----- DATA EXCERPTS -----

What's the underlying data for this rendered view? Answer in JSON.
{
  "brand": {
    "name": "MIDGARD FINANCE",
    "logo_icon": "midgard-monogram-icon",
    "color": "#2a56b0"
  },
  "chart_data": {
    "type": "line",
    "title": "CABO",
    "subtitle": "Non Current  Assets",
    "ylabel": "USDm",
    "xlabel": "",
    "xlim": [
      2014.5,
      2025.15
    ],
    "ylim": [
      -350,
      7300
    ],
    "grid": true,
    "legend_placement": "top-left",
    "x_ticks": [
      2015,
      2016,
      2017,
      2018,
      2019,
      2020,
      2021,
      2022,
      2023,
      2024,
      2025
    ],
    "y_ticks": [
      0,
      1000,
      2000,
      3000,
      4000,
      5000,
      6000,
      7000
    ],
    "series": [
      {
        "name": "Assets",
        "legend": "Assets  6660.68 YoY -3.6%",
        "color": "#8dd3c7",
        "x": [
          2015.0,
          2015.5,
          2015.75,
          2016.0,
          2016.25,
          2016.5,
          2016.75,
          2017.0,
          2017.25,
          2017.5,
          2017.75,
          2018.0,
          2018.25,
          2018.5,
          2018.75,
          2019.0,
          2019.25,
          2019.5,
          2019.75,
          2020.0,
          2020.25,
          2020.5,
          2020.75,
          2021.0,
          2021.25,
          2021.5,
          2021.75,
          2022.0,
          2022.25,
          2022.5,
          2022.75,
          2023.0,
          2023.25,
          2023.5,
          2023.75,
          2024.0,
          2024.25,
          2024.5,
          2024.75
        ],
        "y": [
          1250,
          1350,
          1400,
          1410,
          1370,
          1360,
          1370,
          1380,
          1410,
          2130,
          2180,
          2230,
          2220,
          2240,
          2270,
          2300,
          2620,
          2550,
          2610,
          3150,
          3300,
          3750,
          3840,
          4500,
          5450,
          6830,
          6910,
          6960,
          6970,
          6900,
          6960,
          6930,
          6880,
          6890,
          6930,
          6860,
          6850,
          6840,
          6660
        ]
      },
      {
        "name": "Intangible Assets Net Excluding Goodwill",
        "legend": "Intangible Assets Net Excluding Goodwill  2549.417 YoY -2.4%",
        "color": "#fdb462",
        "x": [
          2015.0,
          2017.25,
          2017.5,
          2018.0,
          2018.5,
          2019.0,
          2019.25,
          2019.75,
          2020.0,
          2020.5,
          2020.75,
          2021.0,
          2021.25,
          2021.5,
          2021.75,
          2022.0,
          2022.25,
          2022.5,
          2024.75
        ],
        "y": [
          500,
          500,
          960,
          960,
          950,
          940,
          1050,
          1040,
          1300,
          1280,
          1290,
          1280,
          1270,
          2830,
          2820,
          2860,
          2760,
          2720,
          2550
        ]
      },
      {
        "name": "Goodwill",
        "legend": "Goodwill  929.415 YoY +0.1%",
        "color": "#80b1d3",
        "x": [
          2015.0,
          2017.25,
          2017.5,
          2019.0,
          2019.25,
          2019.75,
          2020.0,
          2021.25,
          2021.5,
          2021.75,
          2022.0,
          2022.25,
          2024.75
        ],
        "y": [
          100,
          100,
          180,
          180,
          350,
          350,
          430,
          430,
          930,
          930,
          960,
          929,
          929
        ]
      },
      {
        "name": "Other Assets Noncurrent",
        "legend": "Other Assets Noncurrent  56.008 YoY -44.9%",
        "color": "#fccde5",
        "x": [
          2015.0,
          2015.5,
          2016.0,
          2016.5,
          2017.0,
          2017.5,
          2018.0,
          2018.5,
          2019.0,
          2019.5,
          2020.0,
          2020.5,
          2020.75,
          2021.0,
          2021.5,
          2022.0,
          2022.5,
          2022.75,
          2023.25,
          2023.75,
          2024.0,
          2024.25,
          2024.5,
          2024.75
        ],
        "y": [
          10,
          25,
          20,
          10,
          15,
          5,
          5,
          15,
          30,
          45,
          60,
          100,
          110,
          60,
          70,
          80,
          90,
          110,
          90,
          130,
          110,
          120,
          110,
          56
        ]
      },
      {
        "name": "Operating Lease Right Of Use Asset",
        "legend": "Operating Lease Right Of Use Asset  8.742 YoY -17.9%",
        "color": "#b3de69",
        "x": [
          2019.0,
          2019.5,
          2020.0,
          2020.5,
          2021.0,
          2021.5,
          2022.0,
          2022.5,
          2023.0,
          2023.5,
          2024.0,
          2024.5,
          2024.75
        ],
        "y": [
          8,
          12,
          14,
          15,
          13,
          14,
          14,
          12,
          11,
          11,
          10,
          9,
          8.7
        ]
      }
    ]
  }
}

-----

TASK REQUIREMENTS —
From the data, list each line in which the string "Right" appears.

CORRECT RESULT —
        "name": "Operating Lease Right Of Use Asset",
        "legend": "Operating Lease Right Of Use Asset  8.742 YoY -17.9%",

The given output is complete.